» **Exercise directions**
Gather up every line that includes the string "type".

» **Extracted information**

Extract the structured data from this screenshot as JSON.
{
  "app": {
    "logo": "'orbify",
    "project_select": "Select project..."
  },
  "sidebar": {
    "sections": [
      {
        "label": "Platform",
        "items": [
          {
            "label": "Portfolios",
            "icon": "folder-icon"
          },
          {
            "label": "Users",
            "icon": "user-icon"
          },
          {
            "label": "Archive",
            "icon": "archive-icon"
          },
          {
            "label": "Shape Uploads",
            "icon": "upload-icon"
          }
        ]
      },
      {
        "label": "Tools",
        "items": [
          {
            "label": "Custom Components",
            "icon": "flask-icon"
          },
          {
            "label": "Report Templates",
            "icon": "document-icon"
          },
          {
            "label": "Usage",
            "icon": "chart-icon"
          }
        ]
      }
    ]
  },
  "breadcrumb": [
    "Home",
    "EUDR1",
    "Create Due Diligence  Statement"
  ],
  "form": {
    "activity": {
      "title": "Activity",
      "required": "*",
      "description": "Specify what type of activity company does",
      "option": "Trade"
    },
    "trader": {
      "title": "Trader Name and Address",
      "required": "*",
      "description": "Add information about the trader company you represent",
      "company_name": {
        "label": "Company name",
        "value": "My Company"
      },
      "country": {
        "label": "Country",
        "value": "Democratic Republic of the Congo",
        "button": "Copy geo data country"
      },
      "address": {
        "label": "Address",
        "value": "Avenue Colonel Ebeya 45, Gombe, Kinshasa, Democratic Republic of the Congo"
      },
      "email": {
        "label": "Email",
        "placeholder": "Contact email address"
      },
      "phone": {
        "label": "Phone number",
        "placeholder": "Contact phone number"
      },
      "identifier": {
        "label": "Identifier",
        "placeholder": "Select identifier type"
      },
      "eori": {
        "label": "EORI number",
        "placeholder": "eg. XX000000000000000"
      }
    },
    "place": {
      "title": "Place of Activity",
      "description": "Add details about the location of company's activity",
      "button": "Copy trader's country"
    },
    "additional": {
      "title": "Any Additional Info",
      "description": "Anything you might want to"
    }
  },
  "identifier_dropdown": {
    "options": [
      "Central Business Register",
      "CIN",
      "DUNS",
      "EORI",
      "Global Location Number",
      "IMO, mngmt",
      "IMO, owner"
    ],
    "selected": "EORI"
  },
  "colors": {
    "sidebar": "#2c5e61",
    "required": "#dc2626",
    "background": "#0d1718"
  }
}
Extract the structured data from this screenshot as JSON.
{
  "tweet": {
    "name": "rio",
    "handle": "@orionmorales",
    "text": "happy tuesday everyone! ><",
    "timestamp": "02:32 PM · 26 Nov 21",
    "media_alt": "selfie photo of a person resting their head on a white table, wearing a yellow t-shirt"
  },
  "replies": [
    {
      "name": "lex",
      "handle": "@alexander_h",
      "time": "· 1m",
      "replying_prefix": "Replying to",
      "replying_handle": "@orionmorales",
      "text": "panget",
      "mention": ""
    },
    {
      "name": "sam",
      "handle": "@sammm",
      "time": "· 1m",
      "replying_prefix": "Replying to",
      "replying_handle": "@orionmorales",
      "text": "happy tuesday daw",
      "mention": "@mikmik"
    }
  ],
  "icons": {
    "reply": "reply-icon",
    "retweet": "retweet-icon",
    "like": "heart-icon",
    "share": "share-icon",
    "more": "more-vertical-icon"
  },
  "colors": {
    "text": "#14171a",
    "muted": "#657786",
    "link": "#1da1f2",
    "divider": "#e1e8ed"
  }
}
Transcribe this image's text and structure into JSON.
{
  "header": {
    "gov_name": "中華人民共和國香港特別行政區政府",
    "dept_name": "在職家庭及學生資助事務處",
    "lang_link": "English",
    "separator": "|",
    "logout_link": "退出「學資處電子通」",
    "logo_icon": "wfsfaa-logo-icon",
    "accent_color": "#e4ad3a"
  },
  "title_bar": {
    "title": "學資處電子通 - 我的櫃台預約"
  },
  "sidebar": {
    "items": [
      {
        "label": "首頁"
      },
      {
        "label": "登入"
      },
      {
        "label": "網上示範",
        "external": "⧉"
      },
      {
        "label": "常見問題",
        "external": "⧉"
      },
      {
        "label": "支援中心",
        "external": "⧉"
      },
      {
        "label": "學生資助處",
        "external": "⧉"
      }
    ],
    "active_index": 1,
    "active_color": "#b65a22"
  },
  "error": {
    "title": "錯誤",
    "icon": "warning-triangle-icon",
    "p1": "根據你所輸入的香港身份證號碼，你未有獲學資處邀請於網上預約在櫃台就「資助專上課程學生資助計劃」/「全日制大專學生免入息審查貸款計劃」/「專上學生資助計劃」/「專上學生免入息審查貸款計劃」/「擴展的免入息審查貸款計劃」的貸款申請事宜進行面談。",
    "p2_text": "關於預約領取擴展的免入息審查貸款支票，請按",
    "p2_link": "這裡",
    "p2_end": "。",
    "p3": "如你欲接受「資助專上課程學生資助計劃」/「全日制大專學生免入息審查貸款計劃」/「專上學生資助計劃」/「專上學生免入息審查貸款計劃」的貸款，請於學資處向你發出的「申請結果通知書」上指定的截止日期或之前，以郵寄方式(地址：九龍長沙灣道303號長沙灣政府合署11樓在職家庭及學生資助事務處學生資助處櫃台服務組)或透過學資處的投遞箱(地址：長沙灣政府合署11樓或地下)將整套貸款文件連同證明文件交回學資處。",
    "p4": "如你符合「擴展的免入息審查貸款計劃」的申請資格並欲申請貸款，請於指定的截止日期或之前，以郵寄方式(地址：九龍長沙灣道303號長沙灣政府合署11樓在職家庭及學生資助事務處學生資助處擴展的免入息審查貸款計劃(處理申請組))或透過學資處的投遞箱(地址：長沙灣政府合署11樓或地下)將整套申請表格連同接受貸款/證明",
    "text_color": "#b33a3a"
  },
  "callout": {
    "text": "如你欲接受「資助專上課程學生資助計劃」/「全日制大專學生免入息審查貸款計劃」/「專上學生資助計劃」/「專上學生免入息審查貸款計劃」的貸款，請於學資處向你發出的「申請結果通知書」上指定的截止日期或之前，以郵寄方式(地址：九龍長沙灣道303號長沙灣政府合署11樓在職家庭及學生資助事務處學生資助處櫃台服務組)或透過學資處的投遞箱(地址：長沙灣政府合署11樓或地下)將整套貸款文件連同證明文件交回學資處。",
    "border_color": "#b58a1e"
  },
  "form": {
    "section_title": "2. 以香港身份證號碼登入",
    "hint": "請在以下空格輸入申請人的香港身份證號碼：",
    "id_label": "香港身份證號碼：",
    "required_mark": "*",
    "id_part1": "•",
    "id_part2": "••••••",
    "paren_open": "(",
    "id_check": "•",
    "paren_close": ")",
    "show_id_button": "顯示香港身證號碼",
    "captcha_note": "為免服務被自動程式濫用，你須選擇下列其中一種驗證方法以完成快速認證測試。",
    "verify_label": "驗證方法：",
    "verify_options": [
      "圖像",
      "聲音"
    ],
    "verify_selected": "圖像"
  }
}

» **Right answer**
      "description": "Specify what type of activity company does",
        "placeholder": "Select identifier type"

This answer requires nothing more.